● Stored items:

----------------

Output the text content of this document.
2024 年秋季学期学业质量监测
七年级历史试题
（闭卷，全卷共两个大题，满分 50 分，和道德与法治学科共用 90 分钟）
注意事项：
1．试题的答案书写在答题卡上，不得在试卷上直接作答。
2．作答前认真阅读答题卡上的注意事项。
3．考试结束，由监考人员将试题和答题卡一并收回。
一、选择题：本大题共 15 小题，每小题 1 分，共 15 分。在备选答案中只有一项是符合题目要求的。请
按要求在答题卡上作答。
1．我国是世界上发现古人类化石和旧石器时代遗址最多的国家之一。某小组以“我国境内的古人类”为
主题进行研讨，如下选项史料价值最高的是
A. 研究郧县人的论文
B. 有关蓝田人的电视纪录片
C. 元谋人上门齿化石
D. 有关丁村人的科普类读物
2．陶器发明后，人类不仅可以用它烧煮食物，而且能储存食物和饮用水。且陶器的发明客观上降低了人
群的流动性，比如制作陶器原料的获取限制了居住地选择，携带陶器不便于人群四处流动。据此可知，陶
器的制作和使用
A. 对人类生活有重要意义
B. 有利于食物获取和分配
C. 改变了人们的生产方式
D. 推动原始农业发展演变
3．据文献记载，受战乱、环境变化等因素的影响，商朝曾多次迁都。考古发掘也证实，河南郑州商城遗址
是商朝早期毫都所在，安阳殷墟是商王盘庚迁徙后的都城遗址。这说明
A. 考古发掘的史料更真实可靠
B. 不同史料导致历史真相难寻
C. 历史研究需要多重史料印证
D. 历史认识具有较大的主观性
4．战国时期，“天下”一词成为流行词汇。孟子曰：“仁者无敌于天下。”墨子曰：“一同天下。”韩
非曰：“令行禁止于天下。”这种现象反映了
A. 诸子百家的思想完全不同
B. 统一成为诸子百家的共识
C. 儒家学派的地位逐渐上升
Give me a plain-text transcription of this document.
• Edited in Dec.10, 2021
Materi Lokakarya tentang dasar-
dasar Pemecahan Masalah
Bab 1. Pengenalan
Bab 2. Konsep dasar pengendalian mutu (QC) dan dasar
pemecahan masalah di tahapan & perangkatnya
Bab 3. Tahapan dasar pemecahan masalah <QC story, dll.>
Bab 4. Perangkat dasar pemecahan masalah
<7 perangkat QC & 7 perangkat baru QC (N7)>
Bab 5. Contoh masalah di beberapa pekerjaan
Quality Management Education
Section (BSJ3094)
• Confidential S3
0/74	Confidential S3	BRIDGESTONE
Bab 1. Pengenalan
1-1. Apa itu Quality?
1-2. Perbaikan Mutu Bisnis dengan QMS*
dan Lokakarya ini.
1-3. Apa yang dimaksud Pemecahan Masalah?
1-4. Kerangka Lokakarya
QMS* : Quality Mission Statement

----------------

● Task details: Only the lines from the one containing "Give me a plain-text" through the end of the material should be reproduced, exactly, with both ends included.

● Solution to the exercise:
Give me a plain-text transcription of this document.
• Edited in Dec.10, 2021
Materi Lokakarya tentang dasar-
dasar Pemecahan Masalah
Bab 1. Pengenalan
Bab 2. Konsep dasar pengendalian mutu (QC) dan dasar
pemecahan masalah di tahapan & perangkatnya
Bab 3. Tahapan dasar pemecahan masalah <QC story, dll.>
Bab 4. Perangkat dasar pemecahan masalah
<7 perangkat QC & 7 perangkat baru QC (N7)>
Bab 5. Contoh masalah di beberapa pekerjaan
Quality Management Education
Section (BSJ3094)
• Confidential S3
0/74	Confidential S3	BRIDGESTONE
Bab 1. Pengenalan
1-1. Apa itu Quality?
1-2. Perbaikan Mutu Bisnis dengan QMS*
dan Lokakarya ini.
1-3. Apa yang dimaksud Pemecahan Masalah?
1-4. Kerangka Lokakarya
QMS* : Quality Mission Statement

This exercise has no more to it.